- _What to produce_:
Count how many lines of the material below have the word "filters" and give only the number.
── Extracted material
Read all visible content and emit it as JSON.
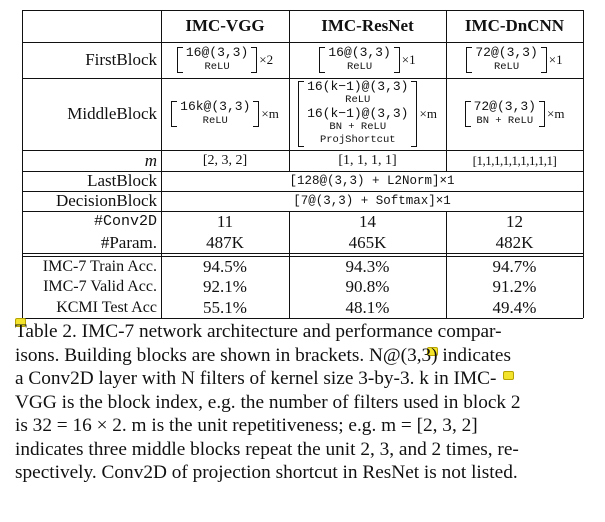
{
  "table": {
    "headers": [
      "IMC-VGG",
      "IMC-ResNet",
      "IMC-DnCNN"
    ],
    "rows": {
      "first_block": {
        "label": "FirstBlock",
        "vgg": {
          "line1": "16@(3,3)",
          "line2": "ReLU",
          "mult": "×2"
        },
        "resnet": {
          "line1": "16@(3,3)",
          "line2": "ReLU",
          "mult": "×1"
        },
        "dncnn": {
          "line1": "72@(3,3)",
          "line2": "ReLU",
          "mult": "×1"
        }
      },
      "middle_block": {
        "label": "MiddleBlock",
        "vgg": {
          "line1": "16k@(3,3)",
          "line2": "ReLU",
          "mult": "×m"
        },
        "resnet": {
          "lines": [
            "16(k−1)@(3,3)",
            "ReLU",
            "16(k−1)@(3,3)",
            "BN + ReLU",
            "ProjShortcut"
          ],
          "mult": "×m"
        },
        "dncnn": {
          "line1": "72@(3,3)",
          "line2": "BN + ReLU",
          "mult": "×m"
        }
      },
      "m": {
        "label": "m",
        "vgg": "[2, 3, 2]",
        "resnet": "[1, 1, 1, 1]",
        "dncnn": "[1,1,1,1,1,1,1,1,1]"
      },
      "last_block": {
        "label": "LastBlock",
        "content": "[128@(3,3) + L2Norm]×1"
      },
      "decision_block": {
        "label": "DecisionBlock",
        "content": "[7@(3,3) + Softmax]×1"
      },
      "conv2d": {
        "label": "#Conv2D",
        "vgg": "11",
        "resnet": "14",
        "dncnn": "12"
      },
      "params": {
        "label": "#Param.",
        "vgg": "487K",
        "resnet": "465K",
        "dncnn": "482K"
      },
      "train": {
        "label": "IMC-7 Train Acc.",
        "vgg": "94.5%",
        "resnet": "94.3%",
        "dncnn": "94.7%"
      },
      "valid": {
        "label": "IMC-7 Valid Acc.",
        "vgg": "92.1%",
        "resnet": "90.8%",
        "dncnn": "91.2%"
      },
      "kcmi": {
        "label": "KCMI Test Acc",
        "vgg": "55.1%",
        "resnet": "48.1%",
        "dncnn": "49.4%"
      }
    }
  },
  "caption": {
    "lines": [
      "Table 2. IMC-7 network architecture and performance compar-",
      "isons. Building blocks are shown in brackets. N@(3,3) indicates",
      "a Conv2D layer with N filters of kernel size 3-by-3. k in IMC-",
      "VGG is the block index, e.g. the number of filters used in block 2",
      "is 32 = 16 × 2. m is the unit repetitiveness; e.g. m = [2, 3, 2]",
      "indicates three middle blocks repeat the unit 2, 3, and 2 times, re-",
      "spectively. Conv2D of projection shortcut in ResNet is not listed."
    ]
  },
  "colors": {
    "annotation_note": "#f3e32b",
    "text": "#111111"
  }
}
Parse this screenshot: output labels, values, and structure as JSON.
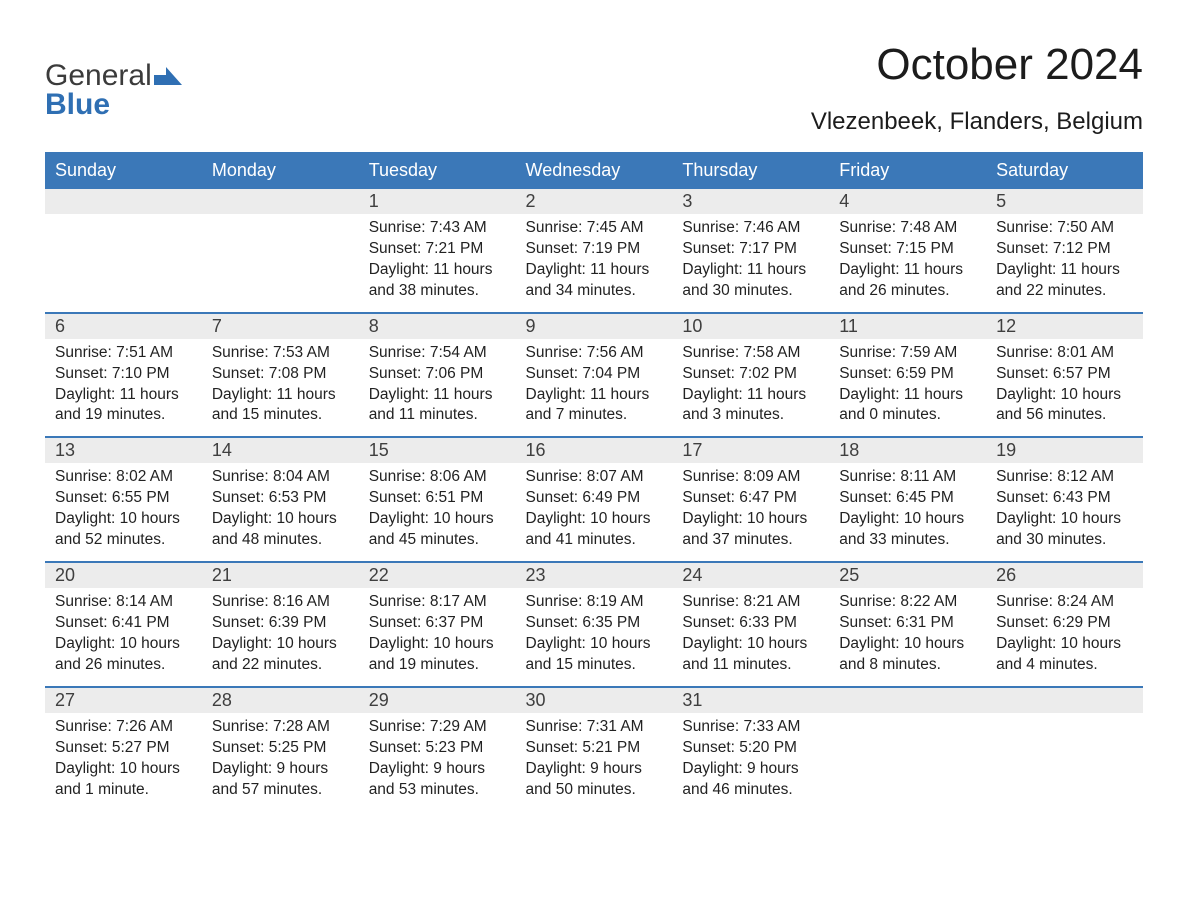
{
  "logo": {
    "word1": "General",
    "word2": "Blue",
    "icon_color": "#2f6fb3"
  },
  "title": "October 2024",
  "location": "Vlezenbeek, Flanders, Belgium",
  "colors": {
    "header_bg": "#3b78b8",
    "header_text": "#ffffff",
    "daynum_bg": "#ececec",
    "rule": "#3b78b8",
    "text": "#222222",
    "page_bg": "#ffffff"
  },
  "weekdays": [
    "Sunday",
    "Monday",
    "Tuesday",
    "Wednesday",
    "Thursday",
    "Friday",
    "Saturday"
  ],
  "weeks": [
    [
      null,
      null,
      {
        "n": "1",
        "sr": "Sunrise: 7:43 AM",
        "ss": "Sunset: 7:21 PM",
        "dl1": "Daylight: 11 hours",
        "dl2": "and 38 minutes."
      },
      {
        "n": "2",
        "sr": "Sunrise: 7:45 AM",
        "ss": "Sunset: 7:19 PM",
        "dl1": "Daylight: 11 hours",
        "dl2": "and 34 minutes."
      },
      {
        "n": "3",
        "sr": "Sunrise: 7:46 AM",
        "ss": "Sunset: 7:17 PM",
        "dl1": "Daylight: 11 hours",
        "dl2": "and 30 minutes."
      },
      {
        "n": "4",
        "sr": "Sunrise: 7:48 AM",
        "ss": "Sunset: 7:15 PM",
        "dl1": "Daylight: 11 hours",
        "dl2": "and 26 minutes."
      },
      {
        "n": "5",
        "sr": "Sunrise: 7:50 AM",
        "ss": "Sunset: 7:12 PM",
        "dl1": "Daylight: 11 hours",
        "dl2": "and 22 minutes."
      }
    ],
    [
      {
        "n": "6",
        "sr": "Sunrise: 7:51 AM",
        "ss": "Sunset: 7:10 PM",
        "dl1": "Daylight: 11 hours",
        "dl2": "and 19 minutes."
      },
      {
        "n": "7",
        "sr": "Sunrise: 7:53 AM",
        "ss": "Sunset: 7:08 PM",
        "dl1": "Daylight: 11 hours",
        "dl2": "and 15 minutes."
      },
      {
        "n": "8",
        "sr": "Sunrise: 7:54 AM",
        "ss": "Sunset: 7:06 PM",
        "dl1": "Daylight: 11 hours",
        "dl2": "and 11 minutes."
      },
      {
        "n": "9",
        "sr": "Sunrise: 7:56 AM",
        "ss": "Sunset: 7:04 PM",
        "dl1": "Daylight: 11 hours",
        "dl2": "and 7 minutes."
      },
      {
        "n": "10",
        "sr": "Sunrise: 7:58 AM",
        "ss": "Sunset: 7:02 PM",
        "dl1": "Daylight: 11 hours",
        "dl2": "and 3 minutes."
      },
      {
        "n": "11",
        "sr": "Sunrise: 7:59 AM",
        "ss": "Sunset: 6:59 PM",
        "dl1": "Daylight: 11 hours",
        "dl2": "and 0 minutes."
      },
      {
        "n": "12",
        "sr": "Sunrise: 8:01 AM",
        "ss": "Sunset: 6:57 PM",
        "dl1": "Daylight: 10 hours",
        "dl2": "and 56 minutes."
      }
    ],
    [
      {
        "n": "13",
        "sr": "Sunrise: 8:02 AM",
        "ss": "Sunset: 6:55 PM",
        "dl1": "Daylight: 10 hours",
        "dl2": "and 52 minutes."
      },
      {
        "n": "14",
        "sr": "Sunrise: 8:04 AM",
        "ss": "Sunset: 6:53 PM",
        "dl1": "Daylight: 10 hours",
        "dl2": "and 48 minutes."
      },
      {
        "n": "15",
        "sr": "Sunrise: 8:06 AM",
        "ss": "Sunset: 6:51 PM",
        "dl1": "Daylight: 10 hours",
        "dl2": "and 45 minutes."
      },
      {
        "n": "16",
        "sr": "Sunrise: 8:07 AM",
        "ss": "Sunset: 6:49 PM",
        "dl1": "Daylight: 10 hours",
        "dl2": "and 41 minutes."
      },
      {
        "n": "17",
        "sr": "Sunrise: 8:09 AM",
        "ss": "Sunset: 6:47 PM",
        "dl1": "Daylight: 10 hours",
        "dl2": "and 37 minutes."
      },
      {
        "n": "18",
        "sr": "Sunrise: 8:11 AM",
        "ss": "Sunset: 6:45 PM",
        "dl1": "Daylight: 10 hours",
        "dl2": "and 33 minutes."
      },
      {
        "n": "19",
        "sr": "Sunrise: 8:12 AM",
        "ss": "Sunset: 6:43 PM",
        "dl1": "Daylight: 10 hours",
        "dl2": "and 30 minutes."
      }
    ],
    [
      {
        "n": "20",
        "sr": "Sunrise: 8:14 AM",
        "ss": "Sunset: 6:41 PM",
        "dl1": "Daylight: 10 hours",
        "dl2": "and 26 minutes."
      },
      {
        "n": "21",
        "sr": "Sunrise: 8:16 AM",
        "ss": "Sunset: 6:39 PM",
        "dl1": "Daylight: 10 hours",
        "dl2": "and 22 minutes."
      },
      {
        "n": "22",
        "sr": "Sunrise: 8:17 AM",
        "ss": "Sunset: 6:37 PM",
        "dl1": "Daylight: 10 hours",
        "dl2": "and 19 minutes."
      },
      {
        "n": "23",
        "sr": "Sunrise: 8:19 AM",
        "ss": "Sunset: 6:35 PM",
        "dl1": "Daylight: 10 hours",
        "dl2": "and 15 minutes."
      },
      {
        "n": "24",
        "sr": "Sunrise: 8:21 AM",
        "ss": "Sunset: 6:33 PM",
        "dl1": "Daylight: 10 hours",
        "dl2": "and 11 minutes."
      },
      {
        "n": "25",
        "sr": "Sunrise: 8:22 AM",
        "ss": "Sunset: 6:31 PM",
        "dl1": "Daylight: 10 hours",
        "dl2": "and 8 minutes."
      },
      {
        "n": "26",
        "sr": "Sunrise: 8:24 AM",
        "ss": "Sunset: 6:29 PM",
        "dl1": "Daylight: 10 hours",
        "dl2": "and 4 minutes."
      }
    ],
    [
      {
        "n": "27",
        "sr": "Sunrise: 7:26 AM",
        "ss": "Sunset: 5:27 PM",
        "dl1": "Daylight: 10 hours",
        "dl2": "and 1 minute."
      },
      {
        "n": "28",
        "sr": "Sunrise: 7:28 AM",
        "ss": "Sunset: 5:25 PM",
        "dl1": "Daylight: 9 hours",
        "dl2": "and 57 minutes."
      },
      {
        "n": "29",
        "sr": "Sunrise: 7:29 AM",
        "ss": "Sunset: 5:23 PM",
        "dl1": "Daylight: 9 hours",
        "dl2": "and 53 minutes."
      },
      {
        "n": "30",
        "sr": "Sunrise: 7:31 AM",
        "ss": "Sunset: 5:21 PM",
        "dl1": "Daylight: 9 hours",
        "dl2": "and 50 minutes."
      },
      {
        "n": "31",
        "sr": "Sunrise: 7:33 AM",
        "ss": "Sunset: 5:20 PM",
        "dl1": "Daylight: 9 hours",
        "dl2": "and 46 minutes."
      },
      null,
      null
    ]
  ]
}
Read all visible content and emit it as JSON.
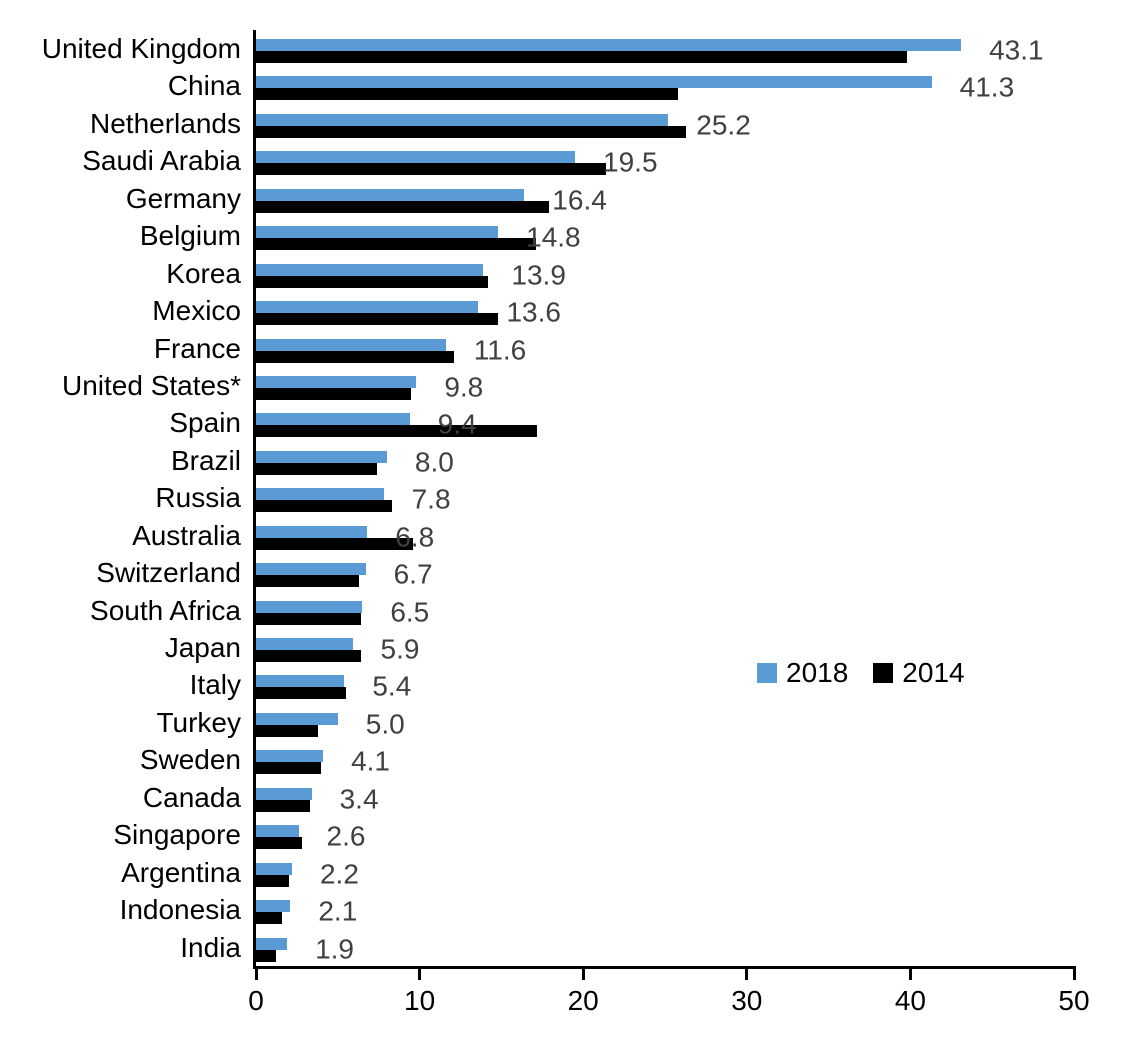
────
- _Written response_:
2